==== Texto extraído ====

A justiça e a moral são parte da natureza humana e estão  evolutivamente enraizados na sociabilidade dos humanos — dos primatas, caberia generalizar —, ainda que a tendência a medir cuidadosamente nossas ações frente ao que poderíamos ou deveríamos fazer na “passarela intersubjetiva” de nossas vidas seja uma característica singularmente humana; um diálogo interior que eleva o comportamento moral a um nível de abstração e autorreflexão.

Do mesmo modo, embora o processo de seleção natural não tenha especificado nossas normas e valores morais nos dotou de uma estrutura neuronal psicológica com determinadas propensões e habilidades necessárias para desenvolver uma bússola interna que tenha em conta tanto nossos próprios interesses como os interesses da comunidade em seu conjunto. Nesse aspecto, o sentido da justiça e da moral não é antitético da natureza humana senão que forma uma parte integrada da mesma. A moral e a justiça não existem mais que no cérebro do homem ao que vai dirigido e que somente ele é capaz de produzir, compreender e aplicar suas normas, princípios e valores. A estrutura dessa máquina de pensamento determina nossas possibilidades, nossas limitações e nosso caráter. Se em algum órgão se manifesta a natureza humana em todo seu esplendor é sem dúvida em nosso volumoso cérebro.

====

**Tarefas**.
1. Reproduza, por favor, o trecho do texto sobre justiça e moral que vai de "Do mesmo modo, embora" até "nosso volumoso cérebro.".
2. Liste tudo o que, segundo o texto sobre justiça e moral, é determinado pela estrutura da máquina de pensamento.
3. Segundo o texto sobre justiça e moral, em que órgão a natureza humana se manifesta em todo seu esplendor?
Os dados abaixo provêm de outra fonte.

==== Dados registrados ====

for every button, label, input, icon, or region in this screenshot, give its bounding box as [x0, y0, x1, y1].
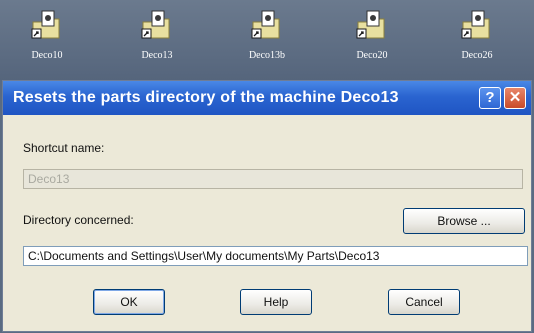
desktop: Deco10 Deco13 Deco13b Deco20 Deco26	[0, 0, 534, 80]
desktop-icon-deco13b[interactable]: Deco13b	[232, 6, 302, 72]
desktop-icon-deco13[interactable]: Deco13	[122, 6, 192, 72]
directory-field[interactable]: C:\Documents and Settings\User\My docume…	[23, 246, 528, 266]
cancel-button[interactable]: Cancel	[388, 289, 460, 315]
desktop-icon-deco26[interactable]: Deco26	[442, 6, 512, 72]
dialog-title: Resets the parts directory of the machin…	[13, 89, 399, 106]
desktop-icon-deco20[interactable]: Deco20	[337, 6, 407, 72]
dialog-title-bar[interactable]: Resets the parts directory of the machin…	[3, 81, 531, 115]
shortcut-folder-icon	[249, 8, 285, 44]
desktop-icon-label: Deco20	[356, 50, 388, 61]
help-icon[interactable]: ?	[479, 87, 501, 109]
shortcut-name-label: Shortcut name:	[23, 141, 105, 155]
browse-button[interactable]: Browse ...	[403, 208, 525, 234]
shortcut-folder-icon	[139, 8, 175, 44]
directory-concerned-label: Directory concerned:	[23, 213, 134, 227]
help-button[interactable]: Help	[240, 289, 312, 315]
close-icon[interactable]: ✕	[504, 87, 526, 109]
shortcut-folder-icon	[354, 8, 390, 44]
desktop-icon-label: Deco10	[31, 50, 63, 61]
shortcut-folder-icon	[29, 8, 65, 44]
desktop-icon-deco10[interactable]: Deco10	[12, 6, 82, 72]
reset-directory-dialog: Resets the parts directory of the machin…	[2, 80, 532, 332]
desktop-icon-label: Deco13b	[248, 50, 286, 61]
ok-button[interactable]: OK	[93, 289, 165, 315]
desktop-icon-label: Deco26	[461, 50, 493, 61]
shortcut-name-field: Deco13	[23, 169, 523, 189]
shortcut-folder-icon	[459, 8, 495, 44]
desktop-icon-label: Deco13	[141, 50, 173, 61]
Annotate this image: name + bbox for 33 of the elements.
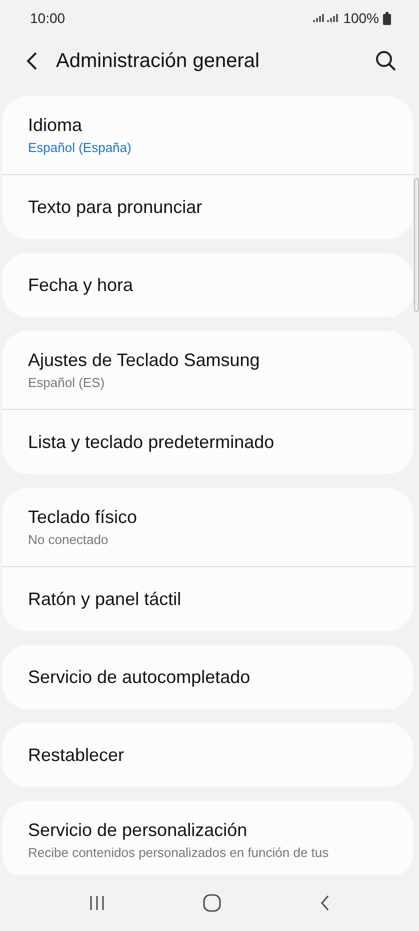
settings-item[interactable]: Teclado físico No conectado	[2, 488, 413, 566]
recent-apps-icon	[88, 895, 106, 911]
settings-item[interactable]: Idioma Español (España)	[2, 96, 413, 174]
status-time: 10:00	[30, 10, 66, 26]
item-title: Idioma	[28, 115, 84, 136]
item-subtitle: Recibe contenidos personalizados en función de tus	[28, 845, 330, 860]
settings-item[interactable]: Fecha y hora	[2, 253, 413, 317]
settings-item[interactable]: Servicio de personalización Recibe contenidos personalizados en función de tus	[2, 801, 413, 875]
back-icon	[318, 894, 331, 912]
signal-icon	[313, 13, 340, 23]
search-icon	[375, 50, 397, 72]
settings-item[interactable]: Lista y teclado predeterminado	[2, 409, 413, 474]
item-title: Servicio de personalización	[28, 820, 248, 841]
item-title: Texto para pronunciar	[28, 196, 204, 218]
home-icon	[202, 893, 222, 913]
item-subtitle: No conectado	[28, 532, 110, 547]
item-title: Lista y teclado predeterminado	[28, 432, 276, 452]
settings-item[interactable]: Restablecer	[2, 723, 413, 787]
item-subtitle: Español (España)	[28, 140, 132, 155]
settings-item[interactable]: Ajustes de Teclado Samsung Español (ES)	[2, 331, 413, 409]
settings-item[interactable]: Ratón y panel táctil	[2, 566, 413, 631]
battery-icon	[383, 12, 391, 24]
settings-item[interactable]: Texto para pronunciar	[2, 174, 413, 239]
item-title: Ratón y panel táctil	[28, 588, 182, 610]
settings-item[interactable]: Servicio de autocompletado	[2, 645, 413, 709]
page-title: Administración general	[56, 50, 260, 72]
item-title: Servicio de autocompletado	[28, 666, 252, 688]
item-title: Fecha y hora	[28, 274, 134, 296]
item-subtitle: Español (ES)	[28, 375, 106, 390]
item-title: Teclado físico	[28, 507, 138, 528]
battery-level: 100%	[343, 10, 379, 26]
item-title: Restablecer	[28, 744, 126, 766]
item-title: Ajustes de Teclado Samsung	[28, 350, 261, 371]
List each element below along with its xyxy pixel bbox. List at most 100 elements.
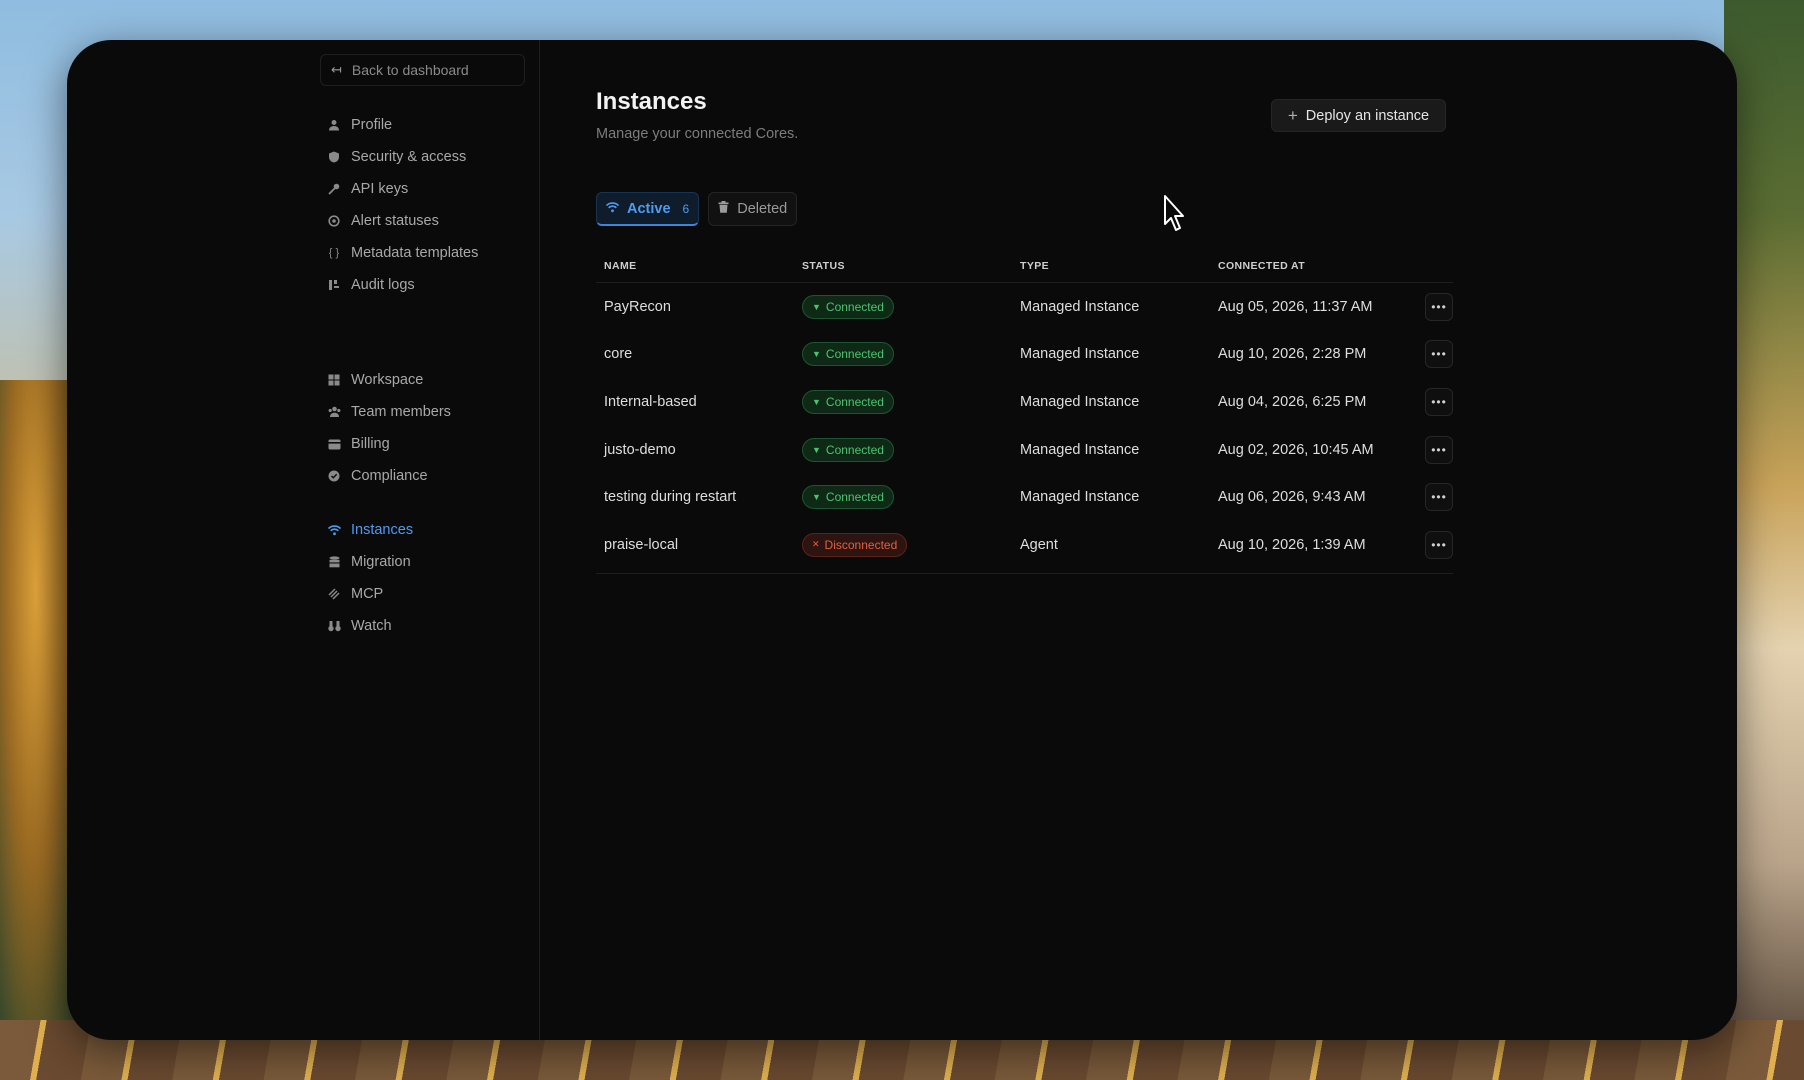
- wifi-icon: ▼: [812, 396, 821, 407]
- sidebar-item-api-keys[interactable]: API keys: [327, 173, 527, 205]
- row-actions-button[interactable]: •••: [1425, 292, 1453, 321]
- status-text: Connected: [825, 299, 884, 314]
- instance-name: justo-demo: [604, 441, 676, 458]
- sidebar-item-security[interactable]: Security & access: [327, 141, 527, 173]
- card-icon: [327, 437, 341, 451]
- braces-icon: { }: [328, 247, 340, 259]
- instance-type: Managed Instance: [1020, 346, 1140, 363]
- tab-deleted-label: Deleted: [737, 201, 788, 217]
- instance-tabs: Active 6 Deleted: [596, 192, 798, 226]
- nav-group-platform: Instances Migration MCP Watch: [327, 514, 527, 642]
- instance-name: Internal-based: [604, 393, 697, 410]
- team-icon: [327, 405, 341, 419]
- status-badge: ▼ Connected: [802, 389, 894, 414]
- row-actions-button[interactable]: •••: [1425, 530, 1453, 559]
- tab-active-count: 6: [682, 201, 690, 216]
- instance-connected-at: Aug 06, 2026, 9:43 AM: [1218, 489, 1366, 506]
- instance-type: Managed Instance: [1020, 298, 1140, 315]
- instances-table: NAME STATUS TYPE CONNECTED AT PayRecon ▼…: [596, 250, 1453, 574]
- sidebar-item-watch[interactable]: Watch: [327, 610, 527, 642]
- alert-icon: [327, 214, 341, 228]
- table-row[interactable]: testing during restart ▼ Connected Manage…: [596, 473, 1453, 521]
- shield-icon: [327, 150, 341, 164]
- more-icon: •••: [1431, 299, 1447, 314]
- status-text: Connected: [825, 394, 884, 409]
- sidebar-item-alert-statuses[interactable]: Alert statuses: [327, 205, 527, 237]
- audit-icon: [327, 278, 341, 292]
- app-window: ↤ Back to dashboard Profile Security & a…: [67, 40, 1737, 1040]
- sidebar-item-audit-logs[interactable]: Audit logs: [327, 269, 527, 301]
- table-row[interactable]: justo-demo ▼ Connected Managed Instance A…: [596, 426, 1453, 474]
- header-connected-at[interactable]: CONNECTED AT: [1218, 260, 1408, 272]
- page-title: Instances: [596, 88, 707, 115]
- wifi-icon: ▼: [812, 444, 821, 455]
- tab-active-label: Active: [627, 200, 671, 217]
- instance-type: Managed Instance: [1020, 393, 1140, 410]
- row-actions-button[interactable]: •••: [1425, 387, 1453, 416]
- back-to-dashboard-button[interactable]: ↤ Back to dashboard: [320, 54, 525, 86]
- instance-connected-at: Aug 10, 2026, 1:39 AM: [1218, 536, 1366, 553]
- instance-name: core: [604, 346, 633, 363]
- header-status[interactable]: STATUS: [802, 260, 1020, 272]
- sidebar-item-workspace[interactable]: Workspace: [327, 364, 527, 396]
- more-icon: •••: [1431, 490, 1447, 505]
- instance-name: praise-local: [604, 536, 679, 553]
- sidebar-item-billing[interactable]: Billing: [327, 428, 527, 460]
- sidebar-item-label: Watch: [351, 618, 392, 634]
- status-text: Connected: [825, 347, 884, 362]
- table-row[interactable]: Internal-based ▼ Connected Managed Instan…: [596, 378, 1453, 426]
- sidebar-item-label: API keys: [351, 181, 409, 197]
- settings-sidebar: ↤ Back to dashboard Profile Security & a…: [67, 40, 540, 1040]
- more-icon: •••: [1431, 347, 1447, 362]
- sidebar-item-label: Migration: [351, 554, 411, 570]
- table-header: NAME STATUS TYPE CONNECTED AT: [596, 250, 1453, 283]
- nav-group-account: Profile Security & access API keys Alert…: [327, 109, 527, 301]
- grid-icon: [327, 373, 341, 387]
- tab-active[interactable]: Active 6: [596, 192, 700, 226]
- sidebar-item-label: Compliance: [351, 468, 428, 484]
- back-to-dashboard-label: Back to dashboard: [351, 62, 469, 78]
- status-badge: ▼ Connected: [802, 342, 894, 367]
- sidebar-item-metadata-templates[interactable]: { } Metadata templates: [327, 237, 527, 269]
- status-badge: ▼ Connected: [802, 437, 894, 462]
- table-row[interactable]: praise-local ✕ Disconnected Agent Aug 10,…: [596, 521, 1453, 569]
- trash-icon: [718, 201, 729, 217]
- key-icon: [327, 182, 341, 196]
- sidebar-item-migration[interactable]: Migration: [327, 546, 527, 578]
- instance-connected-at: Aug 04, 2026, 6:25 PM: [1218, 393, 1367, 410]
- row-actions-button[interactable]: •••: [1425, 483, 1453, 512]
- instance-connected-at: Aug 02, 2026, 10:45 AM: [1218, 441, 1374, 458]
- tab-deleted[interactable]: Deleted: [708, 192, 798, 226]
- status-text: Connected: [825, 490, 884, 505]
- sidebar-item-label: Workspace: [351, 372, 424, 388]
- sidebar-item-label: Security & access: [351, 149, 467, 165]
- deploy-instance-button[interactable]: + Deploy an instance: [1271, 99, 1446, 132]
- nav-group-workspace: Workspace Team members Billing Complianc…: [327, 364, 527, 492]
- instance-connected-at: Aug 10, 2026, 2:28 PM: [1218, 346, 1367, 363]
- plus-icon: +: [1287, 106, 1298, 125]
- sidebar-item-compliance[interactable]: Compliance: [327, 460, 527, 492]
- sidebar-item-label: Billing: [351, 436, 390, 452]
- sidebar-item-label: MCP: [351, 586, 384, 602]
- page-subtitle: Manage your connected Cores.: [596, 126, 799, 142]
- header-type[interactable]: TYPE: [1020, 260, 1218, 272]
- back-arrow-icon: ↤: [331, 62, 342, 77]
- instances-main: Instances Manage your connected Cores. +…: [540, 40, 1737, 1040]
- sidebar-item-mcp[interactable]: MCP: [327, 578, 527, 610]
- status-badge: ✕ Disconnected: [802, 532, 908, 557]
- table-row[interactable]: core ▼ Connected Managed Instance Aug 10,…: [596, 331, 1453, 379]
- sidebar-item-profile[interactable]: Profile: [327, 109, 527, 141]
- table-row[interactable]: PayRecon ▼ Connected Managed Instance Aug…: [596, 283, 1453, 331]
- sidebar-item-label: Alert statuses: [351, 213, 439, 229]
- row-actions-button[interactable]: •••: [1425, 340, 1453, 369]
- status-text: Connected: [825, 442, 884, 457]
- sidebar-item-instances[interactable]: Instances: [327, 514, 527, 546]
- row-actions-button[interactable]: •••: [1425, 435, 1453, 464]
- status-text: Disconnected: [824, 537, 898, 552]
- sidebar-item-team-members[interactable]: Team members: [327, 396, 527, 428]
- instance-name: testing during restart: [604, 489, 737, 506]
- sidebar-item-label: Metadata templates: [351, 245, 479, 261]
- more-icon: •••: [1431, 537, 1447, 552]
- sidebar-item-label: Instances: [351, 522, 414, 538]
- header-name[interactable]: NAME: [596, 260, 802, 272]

====
==== Dados registrados ====

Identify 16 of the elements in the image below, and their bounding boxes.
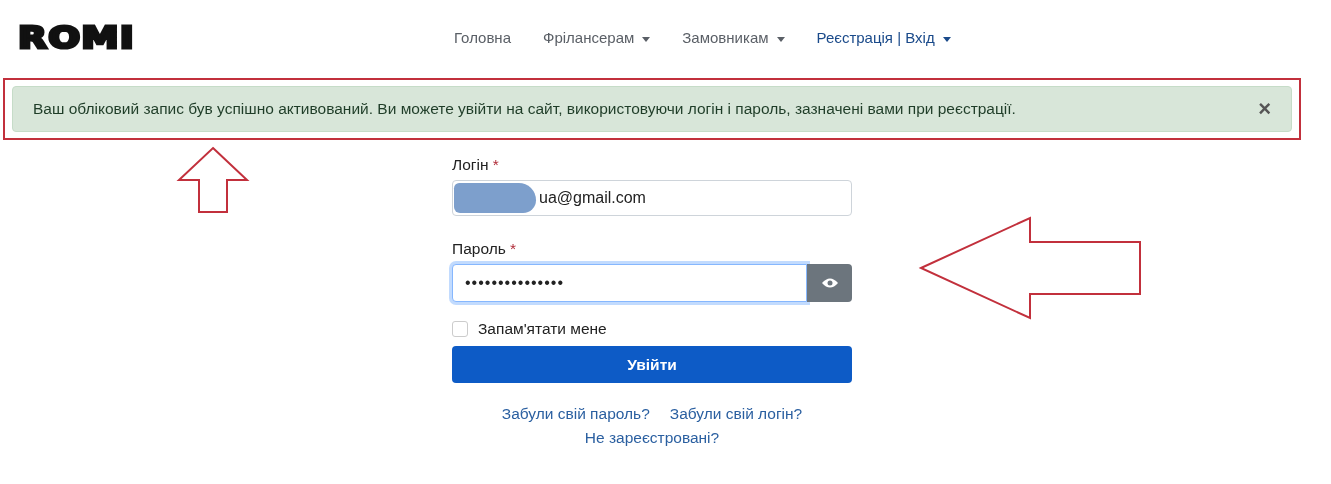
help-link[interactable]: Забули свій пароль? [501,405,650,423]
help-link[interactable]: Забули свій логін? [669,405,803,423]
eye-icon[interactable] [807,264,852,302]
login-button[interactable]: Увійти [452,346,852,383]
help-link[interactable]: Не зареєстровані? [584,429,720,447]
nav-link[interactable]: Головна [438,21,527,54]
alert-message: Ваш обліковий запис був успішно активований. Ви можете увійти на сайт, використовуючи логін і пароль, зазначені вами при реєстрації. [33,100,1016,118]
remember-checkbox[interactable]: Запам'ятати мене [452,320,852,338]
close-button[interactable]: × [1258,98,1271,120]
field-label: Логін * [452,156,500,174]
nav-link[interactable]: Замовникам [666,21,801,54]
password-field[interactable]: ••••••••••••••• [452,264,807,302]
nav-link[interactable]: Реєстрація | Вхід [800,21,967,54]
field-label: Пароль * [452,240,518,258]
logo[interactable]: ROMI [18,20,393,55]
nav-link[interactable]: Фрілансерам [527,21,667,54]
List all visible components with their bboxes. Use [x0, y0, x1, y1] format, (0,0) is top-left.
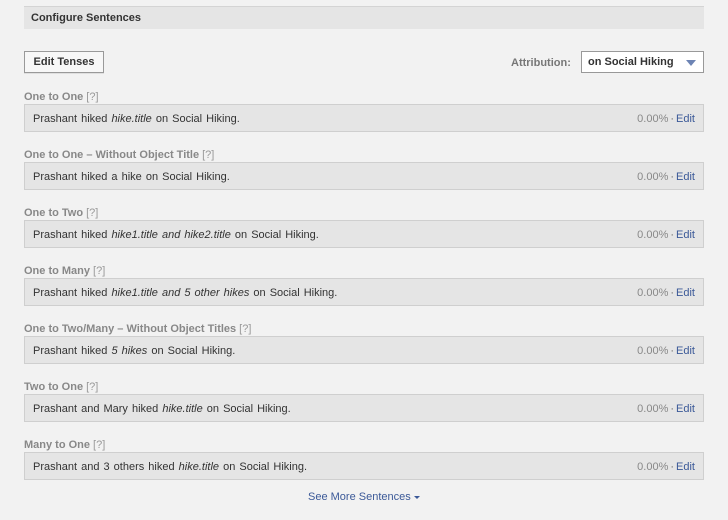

====
==== Dados registrados ====

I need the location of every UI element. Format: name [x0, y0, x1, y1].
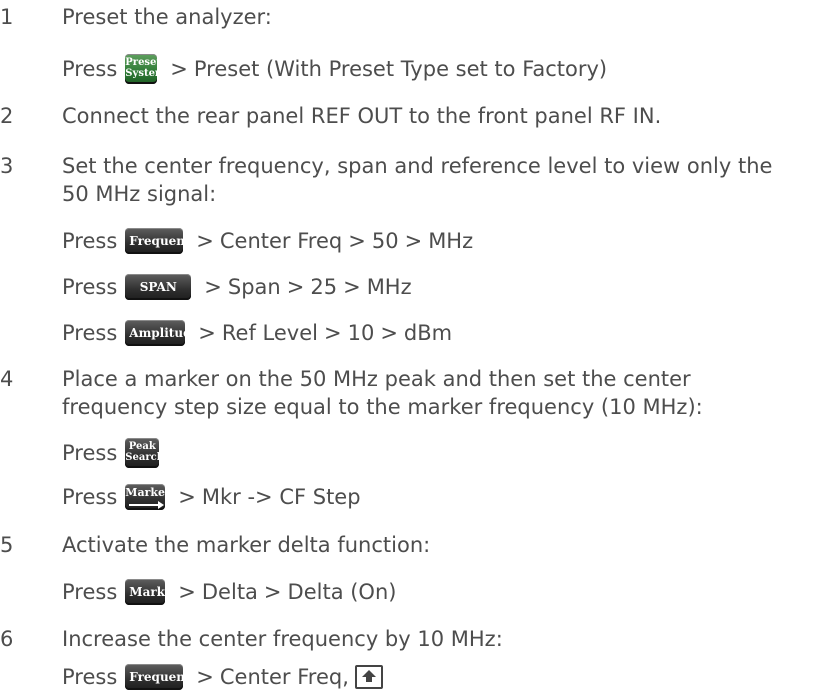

====

**Respostas das tarefas**.
1.
Do mesmo modo, embora o processo de seleção natural não tenha especificado nossas normas e valores morais nos dotou de uma estrutura neuronal psicológica com determinadas propensões e habilidades necessárias para desenvolver uma bússola interna que tenha em conta tanto nossos próprios interesses como os interesses da comunidade em seu conjunto. Nesse aspecto, o sentido da justiça e da moral não é antitético da natureza humana senão que forma uma parte integrada da mesma. A moral e a justiça não existem mais que no cérebro do homem ao que vai dirigido e que somente ele é capaz de produzir, compreender e aplicar suas normas, princípios e valores. A estrutura dessa máquina de pensamento determina nossas possibilidades, nossas limitações e nosso caráter. Se em algum órgão se manifesta a natureza humana em todo seu esplendor é sem dúvida em nosso volumoso cérebro.

2. Nossas possibilidades, nossas limitações e nosso caráter.

3. Em nosso volumoso cérebro.